Corina Gutiérrez Wood
Si existe una revolución que no despeina, no quita el sueño ni exige ponerse pantalones, es el activismo de sofá. Ese noble arte de cambiar el mundo a punta de historias de Instagram, hashtags comprometidos y una indignación que dura lo mismo que la batería del celular al 10%. Bienvenidos a la era del “compromiso con filtro”, donde ser activista es tan fácil como dar like, compartir y seguir con tu vida como si nada pasara, porque, seamos honestos, nada pasa.
El activismo de sofá es cómodo, elegante y absolutamente inofensivo. ¿Protestar bajo el sol con pancarta en mano? Qué vulgar. ¿Organizar una comunidad? Qué agotador. Leer un libro para entender el conflicto sobre el que opinas, ¿Y arriesgarte a perder tu algoritmo de TikTok por eso? No, gracias.
Funciona así, alguien sube una foto dramática de una injusticia. Tú la ves, te invade un calorcito moral, la compartes, escribes un “¡Qué terrible esto!” o un “No podemos seguir así” y listo, ya eres parte de la resistencia digital. Después, dedo arriba, dedo abajo, hasta encontrarte con un video de un perro bailando bachata. Y tu activismo se diluye más rápido que un café instantáneo en agua tibia. Al día siguiente, nada. Porque la causa ya no es tendencia. Ahora es otro escándalo, otro país, otra tragedia exprés. En este tipo de militancia, la memoria colectiva dura menos que una dieta después del desayuno.
La versatilidad es otra de sus virtudes. Puedes luchar contra el cambio climático mientras sorbes un frappuccino en vaso de plástico. Denunciar al capitalismo salvaje desde el súper nuevo iPhone 17 que pagarás a 24 meses. Criticar el consumismo con un outfit de Shein. Y lo mejor, ser experto en todos los temas. Hoy Palestina, mañana feminismo, pasado derechos indígenas, y el viernes, lo que dicte la tendencia. Todo sin leer un artículo, sin contrastar una fuente, sin escuchar a nadie que piense diferente. Porque el conocimiento está sobrevalorado y la opinión, en cambio, está de remate.
Antes, para cambiar el mundo hacía falta organización, resistencia, liderazgo y paciencia. Hoy basta con escribir #NoALaGuerra y creer que estremeciste al sistema, mientras posteas desde un Airbnb en San Miguel de Allende con cara seria y la frase “reflexionando mucho estos días”. Es tan ridículo que hasta da risa. Como si los problemas sociales fueran vampiros y tu hashtag, una estaca al corazón. ¿Desigualdad estructural? #YaBasta. ¿Violencia machista? #NiUnaMás. ¿Corrupción política? #QueSeVayanTodos. Nunca se hizo tanto con tan poco.
Estos activistas digitales son los nuevos mártires, cargan la cruz de decidir qué causa compartir y a qué hora. Publicar tarde es un pecado mortal. Publicar mal, un crimen. Y no publicar, traición. Algunos valientes hasta redactan tres líneas de opinión en Twitter, justo antes de retuitear un meme de “odio los lunes”. Comprometidos, pero cool. Indignados, pero irónicos. Como debe ser.

**MATERIAL MOSTRADO:**
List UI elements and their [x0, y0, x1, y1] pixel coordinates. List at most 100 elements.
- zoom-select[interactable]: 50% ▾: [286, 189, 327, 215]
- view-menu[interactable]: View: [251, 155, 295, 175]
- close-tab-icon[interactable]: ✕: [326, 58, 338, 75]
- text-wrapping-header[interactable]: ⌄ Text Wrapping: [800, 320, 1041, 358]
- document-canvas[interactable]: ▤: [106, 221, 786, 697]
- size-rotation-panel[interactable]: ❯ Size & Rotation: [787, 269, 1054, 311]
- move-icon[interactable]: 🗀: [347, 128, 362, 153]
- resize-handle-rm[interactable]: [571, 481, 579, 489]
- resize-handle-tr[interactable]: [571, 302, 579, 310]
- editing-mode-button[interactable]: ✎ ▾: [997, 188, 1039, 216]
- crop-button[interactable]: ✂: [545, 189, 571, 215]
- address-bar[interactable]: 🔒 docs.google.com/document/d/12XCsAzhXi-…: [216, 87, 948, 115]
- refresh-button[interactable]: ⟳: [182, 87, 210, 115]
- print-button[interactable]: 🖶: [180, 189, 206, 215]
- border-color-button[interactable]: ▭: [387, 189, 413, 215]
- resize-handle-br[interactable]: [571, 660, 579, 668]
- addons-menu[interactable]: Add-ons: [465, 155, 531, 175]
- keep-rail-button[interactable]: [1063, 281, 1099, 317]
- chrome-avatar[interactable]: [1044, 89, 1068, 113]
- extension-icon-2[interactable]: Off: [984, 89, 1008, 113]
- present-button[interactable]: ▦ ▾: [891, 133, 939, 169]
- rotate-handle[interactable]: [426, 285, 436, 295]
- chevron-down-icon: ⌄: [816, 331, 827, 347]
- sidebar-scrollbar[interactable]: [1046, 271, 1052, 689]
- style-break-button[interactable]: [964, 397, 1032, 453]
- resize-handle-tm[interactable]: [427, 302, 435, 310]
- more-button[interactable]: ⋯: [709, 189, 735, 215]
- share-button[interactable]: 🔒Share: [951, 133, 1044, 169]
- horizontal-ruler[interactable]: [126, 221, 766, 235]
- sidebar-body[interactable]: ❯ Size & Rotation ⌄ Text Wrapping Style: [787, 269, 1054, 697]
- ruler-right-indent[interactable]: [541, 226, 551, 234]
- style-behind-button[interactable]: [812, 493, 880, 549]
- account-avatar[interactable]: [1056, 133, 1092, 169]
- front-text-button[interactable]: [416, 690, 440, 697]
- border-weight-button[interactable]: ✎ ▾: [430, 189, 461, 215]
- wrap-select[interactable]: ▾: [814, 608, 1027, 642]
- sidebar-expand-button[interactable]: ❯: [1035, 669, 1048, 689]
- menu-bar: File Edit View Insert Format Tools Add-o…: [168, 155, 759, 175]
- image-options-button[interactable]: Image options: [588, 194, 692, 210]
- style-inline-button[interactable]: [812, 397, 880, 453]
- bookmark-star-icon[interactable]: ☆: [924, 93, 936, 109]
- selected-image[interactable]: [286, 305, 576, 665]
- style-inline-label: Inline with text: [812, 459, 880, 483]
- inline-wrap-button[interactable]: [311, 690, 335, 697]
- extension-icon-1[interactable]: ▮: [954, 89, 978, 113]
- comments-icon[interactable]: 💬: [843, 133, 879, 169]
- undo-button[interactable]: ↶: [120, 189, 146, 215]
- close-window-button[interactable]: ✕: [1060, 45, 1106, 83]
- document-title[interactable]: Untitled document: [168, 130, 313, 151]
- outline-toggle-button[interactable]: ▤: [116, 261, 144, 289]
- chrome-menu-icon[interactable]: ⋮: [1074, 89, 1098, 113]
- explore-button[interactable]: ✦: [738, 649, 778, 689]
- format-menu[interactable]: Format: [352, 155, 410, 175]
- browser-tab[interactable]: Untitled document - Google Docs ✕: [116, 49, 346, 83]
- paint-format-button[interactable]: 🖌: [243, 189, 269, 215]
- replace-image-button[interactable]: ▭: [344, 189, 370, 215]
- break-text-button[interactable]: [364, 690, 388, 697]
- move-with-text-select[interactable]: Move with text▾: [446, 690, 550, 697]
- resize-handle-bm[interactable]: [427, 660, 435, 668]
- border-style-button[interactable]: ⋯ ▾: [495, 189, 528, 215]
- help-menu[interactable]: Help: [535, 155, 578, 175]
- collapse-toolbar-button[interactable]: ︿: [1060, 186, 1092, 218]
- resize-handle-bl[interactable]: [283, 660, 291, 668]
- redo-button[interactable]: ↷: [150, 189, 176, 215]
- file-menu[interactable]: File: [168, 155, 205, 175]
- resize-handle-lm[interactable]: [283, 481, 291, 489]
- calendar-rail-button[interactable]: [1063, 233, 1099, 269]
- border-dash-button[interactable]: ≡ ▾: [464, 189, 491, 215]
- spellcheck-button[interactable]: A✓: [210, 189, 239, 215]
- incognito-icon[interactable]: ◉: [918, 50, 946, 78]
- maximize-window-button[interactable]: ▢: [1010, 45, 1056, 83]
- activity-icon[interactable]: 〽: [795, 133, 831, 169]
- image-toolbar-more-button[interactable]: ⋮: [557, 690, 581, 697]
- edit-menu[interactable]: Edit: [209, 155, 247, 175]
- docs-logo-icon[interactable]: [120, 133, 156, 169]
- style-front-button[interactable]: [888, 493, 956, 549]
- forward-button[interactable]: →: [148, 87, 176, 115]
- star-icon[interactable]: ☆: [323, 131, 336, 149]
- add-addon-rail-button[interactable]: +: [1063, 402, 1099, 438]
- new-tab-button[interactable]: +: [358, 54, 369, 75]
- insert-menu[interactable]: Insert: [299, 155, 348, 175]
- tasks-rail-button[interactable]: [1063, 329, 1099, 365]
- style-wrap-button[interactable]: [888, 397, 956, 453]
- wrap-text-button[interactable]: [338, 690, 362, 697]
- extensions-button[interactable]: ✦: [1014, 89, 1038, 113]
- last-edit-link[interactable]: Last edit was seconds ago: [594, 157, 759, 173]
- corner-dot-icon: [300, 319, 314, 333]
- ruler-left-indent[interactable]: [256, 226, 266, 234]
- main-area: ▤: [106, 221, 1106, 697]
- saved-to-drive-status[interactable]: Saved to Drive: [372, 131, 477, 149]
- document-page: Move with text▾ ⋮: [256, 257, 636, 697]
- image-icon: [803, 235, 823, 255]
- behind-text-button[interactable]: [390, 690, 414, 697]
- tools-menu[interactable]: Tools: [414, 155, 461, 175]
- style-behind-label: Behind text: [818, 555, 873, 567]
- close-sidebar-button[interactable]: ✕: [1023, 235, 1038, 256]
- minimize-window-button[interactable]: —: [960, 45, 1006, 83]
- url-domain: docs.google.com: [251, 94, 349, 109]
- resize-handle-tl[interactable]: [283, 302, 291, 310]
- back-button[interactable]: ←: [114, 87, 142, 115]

**TAREAS ESCRITAS:**
(a) Indica si cada afirmación coincide con el texto sobre el activismo de sofá: (i) el activismo de sofá exige ponerse pantalones; (ii) publicar tarde es un pecado mortal; (iii) el iPhone 17 se paga a 12 meses. Responde sí o no y cita las palabras del texto que lo deciden.
(b) Responde con datos del texto sobre el activismo de sofá:
(i) ¿Con qué compara el texto la duración de la indignación?
(ii) ¿Con qué video se encuentra uno después de deslizar el dedo?
(iii) ¿Desde dónde se postea con la frase "reflexionando mucho estos días"?
(c) Escribe la continuación del texto sobre el activismo de sofá a partir de su última oración.
Las líneas no tienen relación con el texto sobre el activismo de sofá.

**RESULTADOS:**
(a)
(i) No: "no quita el sueño ni exige ponerse pantalones".
(ii) Sí: "Publicar tarde es un pecado mortal."
(iii) No: "que pagarás a 24 meses".

(b)
(i) Con la batería del celular al 10%.
(ii) Con un video de un perro bailando bachata.
(iii) Desde un Airbnb en San Miguel de Allende.

(c)
Y claro, no basta con compartir, hay que hacerlo en tiempo récord. Existe una especie de olimpiada del dolor donde compiten por ver quién se indigna primero. Si posteas la tragedia a las 9 am, eres visionario. Si lo haces a mediodía, tibio. Y si llegas en la noche, ni lo intentes, ya no cuenta. No importa si ayudaste de otra manera, lo importante es la medalla digital a la “conciencia inmediata”. En esas olimpiadas nadie pregunta por acciones concretas, solo se mide la rapidez con que subiste tu historia y la creatividad de tu hashtag. Aplausos de pie, medalla de oro en indignación exprés.
¿Sirve de algo todo esto? A veces, un poco. Hay campañas que visibilizan, que recaudan fondos, que presionan estructuras. Pero la mayoría sirve para mover egos, no sistemas. Si por cada injusticia compartida donaras 10 pesos en vez de tu indignación digital, ya habríamos resuelto media agenda de la ONU.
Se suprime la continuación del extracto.